**WHAT IS EXPECTED:**
Among the entries that follow, how many lines contain the word "chitosan"? Give the number alone.

Records contained in a dataset
★ ★ ★
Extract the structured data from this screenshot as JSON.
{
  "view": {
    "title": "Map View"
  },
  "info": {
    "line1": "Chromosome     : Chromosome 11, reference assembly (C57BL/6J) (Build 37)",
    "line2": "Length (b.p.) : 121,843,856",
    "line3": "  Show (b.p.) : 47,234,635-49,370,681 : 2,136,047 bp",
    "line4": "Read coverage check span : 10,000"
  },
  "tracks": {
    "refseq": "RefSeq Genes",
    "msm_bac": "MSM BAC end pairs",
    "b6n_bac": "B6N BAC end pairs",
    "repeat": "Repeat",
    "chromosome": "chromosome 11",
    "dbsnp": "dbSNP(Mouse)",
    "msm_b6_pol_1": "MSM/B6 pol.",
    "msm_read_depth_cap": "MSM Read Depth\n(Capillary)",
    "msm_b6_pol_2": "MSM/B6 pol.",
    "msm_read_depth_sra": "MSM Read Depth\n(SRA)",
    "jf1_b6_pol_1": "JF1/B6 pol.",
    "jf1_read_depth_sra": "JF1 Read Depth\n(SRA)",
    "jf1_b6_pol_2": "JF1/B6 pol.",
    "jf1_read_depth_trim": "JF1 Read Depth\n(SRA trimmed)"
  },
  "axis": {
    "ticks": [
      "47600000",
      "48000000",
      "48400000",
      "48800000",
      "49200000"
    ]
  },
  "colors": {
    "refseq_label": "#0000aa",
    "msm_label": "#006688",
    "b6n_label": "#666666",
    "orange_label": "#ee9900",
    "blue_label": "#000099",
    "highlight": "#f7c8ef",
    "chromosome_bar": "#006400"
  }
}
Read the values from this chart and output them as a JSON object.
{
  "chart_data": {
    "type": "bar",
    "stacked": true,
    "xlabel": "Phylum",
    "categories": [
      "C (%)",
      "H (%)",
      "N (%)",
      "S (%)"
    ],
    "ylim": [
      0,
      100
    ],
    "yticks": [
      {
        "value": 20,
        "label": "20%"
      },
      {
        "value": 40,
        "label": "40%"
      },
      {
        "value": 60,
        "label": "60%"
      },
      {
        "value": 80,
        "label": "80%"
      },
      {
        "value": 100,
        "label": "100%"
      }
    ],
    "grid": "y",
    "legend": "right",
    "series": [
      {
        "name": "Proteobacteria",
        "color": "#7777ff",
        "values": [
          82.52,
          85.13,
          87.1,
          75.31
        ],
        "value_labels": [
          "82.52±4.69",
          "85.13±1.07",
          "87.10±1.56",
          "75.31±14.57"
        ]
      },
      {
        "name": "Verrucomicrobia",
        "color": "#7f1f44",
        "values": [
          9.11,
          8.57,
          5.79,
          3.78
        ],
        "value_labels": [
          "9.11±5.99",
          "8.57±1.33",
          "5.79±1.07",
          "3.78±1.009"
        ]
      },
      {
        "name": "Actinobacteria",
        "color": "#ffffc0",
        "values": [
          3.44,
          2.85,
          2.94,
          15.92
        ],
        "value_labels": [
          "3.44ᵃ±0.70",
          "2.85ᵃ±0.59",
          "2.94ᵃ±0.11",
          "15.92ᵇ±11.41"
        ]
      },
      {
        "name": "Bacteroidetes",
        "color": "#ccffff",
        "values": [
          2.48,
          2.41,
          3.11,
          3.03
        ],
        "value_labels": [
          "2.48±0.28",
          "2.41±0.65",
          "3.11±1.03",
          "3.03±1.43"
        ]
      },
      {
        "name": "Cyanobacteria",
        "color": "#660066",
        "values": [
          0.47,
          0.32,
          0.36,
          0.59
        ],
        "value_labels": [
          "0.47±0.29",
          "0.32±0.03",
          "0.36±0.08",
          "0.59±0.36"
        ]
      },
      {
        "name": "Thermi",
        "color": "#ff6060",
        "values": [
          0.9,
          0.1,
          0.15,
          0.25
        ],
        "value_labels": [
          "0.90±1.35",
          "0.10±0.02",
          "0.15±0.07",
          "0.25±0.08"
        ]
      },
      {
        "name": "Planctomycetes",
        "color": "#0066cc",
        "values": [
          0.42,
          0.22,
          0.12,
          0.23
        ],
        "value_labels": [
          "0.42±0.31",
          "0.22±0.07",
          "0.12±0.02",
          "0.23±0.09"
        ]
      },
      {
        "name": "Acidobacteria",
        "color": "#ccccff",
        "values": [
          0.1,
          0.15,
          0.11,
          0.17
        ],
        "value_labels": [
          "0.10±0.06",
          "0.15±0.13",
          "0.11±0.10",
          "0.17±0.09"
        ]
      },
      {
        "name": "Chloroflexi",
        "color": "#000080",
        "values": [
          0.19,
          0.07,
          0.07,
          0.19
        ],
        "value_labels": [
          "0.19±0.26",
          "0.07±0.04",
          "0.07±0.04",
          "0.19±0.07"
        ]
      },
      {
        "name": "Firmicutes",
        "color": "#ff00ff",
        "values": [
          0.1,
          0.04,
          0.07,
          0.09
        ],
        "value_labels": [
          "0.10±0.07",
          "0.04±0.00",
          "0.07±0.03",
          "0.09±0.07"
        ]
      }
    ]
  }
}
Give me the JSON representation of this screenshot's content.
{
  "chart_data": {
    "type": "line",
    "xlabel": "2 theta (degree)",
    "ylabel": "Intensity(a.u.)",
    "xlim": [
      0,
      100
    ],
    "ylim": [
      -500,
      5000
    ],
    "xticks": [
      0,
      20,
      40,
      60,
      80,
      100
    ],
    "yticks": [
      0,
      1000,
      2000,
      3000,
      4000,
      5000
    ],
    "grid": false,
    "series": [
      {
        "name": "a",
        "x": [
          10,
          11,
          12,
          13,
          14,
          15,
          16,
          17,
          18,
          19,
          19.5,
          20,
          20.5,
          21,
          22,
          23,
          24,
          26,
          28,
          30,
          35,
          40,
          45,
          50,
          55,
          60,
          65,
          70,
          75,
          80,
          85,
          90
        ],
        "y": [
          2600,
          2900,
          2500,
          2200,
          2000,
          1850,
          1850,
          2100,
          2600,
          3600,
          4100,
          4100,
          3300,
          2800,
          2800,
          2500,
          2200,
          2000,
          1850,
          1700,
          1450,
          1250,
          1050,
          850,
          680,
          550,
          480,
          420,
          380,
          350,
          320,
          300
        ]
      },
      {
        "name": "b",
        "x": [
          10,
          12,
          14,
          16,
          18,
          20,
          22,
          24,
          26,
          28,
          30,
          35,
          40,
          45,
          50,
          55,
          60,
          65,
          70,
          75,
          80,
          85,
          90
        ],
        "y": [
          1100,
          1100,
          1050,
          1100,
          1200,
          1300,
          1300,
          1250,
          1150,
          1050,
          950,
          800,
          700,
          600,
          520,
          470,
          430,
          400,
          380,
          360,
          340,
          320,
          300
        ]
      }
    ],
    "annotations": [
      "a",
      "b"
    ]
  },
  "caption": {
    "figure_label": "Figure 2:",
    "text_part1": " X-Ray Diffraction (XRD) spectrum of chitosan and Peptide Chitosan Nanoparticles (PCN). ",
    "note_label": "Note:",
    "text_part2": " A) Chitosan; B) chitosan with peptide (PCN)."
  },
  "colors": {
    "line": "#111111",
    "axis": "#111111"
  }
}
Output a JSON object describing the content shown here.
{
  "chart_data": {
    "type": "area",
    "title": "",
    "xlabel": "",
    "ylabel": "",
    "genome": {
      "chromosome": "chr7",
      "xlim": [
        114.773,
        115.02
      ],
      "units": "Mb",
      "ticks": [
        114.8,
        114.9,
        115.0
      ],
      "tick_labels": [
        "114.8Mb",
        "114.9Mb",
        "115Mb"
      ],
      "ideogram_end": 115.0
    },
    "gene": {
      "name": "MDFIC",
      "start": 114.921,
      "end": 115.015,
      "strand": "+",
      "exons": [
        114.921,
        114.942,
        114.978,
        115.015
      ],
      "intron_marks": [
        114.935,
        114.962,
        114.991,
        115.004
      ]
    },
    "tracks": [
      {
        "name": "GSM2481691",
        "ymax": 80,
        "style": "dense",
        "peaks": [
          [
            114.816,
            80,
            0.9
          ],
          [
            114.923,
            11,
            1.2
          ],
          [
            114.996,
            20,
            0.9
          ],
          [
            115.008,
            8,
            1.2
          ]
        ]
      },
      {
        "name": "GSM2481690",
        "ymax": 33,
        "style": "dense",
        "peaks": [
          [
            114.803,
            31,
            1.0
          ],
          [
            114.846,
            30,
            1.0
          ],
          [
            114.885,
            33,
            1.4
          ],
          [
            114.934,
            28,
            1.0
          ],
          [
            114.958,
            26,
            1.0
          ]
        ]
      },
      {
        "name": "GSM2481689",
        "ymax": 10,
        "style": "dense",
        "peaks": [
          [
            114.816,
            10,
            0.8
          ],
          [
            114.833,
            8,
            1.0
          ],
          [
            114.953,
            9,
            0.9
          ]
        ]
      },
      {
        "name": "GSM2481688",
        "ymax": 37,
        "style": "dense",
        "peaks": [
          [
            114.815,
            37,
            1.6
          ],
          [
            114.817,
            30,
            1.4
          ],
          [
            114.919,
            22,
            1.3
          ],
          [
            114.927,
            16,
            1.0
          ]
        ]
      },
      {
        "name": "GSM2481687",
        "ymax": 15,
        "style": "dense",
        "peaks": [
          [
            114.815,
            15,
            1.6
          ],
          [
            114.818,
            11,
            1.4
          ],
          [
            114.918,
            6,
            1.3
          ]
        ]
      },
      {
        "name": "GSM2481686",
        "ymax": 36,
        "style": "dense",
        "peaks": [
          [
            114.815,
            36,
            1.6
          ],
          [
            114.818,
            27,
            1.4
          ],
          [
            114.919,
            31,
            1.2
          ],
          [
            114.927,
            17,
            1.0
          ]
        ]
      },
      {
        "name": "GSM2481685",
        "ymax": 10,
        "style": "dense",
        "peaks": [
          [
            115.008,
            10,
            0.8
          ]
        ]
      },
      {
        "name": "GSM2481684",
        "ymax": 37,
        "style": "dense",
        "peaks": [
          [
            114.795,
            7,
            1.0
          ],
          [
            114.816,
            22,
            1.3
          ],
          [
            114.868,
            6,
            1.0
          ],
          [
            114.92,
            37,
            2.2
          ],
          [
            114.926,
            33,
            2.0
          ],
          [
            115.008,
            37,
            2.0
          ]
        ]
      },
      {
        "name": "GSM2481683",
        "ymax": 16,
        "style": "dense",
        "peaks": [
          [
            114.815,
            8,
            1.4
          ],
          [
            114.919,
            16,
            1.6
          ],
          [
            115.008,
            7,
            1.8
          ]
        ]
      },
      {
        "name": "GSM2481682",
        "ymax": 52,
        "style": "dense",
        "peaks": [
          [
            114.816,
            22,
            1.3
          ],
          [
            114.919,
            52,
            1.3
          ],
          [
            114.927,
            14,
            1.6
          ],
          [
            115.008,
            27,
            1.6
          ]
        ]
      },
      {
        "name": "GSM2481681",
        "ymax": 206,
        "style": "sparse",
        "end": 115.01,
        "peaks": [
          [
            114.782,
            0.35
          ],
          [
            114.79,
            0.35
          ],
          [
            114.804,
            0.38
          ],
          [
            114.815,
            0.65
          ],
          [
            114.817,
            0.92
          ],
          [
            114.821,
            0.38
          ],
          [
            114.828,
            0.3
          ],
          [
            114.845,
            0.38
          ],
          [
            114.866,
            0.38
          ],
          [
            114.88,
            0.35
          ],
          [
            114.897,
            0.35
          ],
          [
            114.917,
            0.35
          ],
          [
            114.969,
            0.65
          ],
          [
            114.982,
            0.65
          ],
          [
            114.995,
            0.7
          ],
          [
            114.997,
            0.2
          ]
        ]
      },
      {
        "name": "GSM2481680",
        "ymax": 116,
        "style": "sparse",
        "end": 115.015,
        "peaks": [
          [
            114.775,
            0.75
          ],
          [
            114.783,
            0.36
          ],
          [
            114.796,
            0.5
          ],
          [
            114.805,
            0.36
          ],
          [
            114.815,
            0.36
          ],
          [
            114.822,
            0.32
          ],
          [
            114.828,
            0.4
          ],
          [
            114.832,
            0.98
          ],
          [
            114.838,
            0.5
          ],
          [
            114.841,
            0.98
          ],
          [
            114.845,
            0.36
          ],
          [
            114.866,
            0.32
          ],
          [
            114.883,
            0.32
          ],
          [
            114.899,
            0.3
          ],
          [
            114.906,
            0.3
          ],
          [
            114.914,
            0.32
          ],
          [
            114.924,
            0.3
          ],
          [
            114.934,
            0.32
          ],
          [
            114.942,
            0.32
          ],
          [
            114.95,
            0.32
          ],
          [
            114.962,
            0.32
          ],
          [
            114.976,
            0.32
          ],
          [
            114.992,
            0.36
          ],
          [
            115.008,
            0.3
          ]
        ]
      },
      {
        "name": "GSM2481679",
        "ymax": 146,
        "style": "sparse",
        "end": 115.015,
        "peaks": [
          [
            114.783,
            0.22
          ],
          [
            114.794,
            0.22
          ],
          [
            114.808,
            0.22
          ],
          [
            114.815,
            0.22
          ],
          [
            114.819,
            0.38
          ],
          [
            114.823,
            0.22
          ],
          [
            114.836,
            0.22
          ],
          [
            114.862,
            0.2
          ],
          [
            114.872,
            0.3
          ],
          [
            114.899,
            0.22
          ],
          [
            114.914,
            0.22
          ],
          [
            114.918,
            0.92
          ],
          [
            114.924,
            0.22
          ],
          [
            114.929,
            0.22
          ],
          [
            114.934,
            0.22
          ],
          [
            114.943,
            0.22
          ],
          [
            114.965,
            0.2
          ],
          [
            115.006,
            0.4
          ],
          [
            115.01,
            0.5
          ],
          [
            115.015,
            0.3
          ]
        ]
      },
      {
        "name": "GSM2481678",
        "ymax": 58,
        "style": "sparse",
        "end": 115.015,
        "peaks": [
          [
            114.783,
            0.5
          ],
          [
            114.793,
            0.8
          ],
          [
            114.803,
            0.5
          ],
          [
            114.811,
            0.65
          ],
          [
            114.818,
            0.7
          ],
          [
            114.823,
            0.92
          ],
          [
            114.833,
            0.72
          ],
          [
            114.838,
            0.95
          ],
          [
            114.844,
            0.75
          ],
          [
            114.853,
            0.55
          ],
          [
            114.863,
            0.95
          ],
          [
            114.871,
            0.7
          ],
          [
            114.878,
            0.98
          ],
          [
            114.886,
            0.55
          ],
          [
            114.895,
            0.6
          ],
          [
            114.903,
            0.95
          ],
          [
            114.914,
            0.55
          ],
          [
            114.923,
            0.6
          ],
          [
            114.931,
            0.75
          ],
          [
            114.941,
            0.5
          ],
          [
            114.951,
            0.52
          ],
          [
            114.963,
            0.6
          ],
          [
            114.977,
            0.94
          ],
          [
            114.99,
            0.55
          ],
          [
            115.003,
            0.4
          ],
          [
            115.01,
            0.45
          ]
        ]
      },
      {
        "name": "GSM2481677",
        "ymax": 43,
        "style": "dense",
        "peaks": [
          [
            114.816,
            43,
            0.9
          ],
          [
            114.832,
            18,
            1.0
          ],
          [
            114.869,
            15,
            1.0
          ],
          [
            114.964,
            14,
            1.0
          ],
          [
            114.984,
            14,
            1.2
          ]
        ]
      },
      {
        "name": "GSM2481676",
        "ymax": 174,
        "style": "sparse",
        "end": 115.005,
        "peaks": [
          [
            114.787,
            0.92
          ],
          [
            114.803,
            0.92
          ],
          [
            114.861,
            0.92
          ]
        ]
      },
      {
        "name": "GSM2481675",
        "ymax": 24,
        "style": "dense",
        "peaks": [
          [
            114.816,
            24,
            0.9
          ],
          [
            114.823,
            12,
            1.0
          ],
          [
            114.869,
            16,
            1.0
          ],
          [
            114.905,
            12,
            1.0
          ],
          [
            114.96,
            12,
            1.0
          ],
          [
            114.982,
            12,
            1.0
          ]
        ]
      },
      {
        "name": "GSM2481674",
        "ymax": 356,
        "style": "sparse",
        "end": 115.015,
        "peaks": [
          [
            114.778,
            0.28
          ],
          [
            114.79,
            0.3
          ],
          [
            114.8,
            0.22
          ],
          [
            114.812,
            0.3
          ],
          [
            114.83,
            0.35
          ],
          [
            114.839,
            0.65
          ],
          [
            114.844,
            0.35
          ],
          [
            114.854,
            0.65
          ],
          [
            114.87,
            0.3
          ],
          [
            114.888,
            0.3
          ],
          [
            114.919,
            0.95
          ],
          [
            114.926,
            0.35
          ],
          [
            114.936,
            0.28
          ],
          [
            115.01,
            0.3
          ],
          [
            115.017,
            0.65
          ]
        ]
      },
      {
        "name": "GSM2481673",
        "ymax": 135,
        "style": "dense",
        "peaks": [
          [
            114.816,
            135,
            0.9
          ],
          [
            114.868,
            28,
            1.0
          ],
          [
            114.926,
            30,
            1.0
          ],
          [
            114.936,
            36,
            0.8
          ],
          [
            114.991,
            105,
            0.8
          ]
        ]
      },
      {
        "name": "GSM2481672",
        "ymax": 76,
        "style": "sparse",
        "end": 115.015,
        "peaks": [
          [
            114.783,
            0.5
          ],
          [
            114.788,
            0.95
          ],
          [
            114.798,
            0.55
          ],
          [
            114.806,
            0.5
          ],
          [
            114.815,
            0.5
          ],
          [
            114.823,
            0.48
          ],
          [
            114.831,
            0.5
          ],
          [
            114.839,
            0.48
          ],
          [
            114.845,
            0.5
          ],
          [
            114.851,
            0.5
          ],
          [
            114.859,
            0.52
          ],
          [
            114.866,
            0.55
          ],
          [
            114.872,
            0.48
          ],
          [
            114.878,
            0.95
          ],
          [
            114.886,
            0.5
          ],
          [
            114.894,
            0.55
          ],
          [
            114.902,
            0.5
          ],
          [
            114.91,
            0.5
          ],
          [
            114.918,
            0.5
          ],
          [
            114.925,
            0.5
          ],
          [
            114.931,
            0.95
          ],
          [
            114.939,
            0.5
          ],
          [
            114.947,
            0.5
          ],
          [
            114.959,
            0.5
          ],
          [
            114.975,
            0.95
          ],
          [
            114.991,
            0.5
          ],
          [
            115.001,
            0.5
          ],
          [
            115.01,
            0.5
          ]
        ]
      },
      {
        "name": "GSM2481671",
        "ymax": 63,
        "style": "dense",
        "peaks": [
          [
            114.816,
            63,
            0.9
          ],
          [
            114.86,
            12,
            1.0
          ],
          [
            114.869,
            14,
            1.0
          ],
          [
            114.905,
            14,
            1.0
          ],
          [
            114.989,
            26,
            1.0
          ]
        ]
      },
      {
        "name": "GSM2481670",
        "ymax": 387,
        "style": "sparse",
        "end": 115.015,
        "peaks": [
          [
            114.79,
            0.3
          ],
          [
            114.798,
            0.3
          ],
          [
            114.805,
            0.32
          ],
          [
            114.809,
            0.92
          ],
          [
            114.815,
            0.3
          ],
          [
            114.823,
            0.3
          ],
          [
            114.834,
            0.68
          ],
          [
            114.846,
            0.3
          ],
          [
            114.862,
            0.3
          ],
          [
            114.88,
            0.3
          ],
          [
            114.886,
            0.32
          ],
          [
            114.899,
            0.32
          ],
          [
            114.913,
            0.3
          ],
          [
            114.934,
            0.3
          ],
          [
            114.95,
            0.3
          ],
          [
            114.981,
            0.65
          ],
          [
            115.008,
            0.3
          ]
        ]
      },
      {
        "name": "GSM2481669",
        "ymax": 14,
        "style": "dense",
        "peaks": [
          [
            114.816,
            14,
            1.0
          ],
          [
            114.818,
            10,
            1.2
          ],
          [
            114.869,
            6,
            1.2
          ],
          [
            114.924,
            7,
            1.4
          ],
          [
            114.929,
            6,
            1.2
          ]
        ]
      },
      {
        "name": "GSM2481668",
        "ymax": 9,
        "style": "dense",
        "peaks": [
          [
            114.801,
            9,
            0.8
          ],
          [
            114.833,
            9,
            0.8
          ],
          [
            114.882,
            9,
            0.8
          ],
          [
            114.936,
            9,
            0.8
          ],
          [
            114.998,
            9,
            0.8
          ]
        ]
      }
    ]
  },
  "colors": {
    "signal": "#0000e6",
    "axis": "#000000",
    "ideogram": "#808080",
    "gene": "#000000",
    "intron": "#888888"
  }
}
★ ★ ★
**RESPONSE:**
2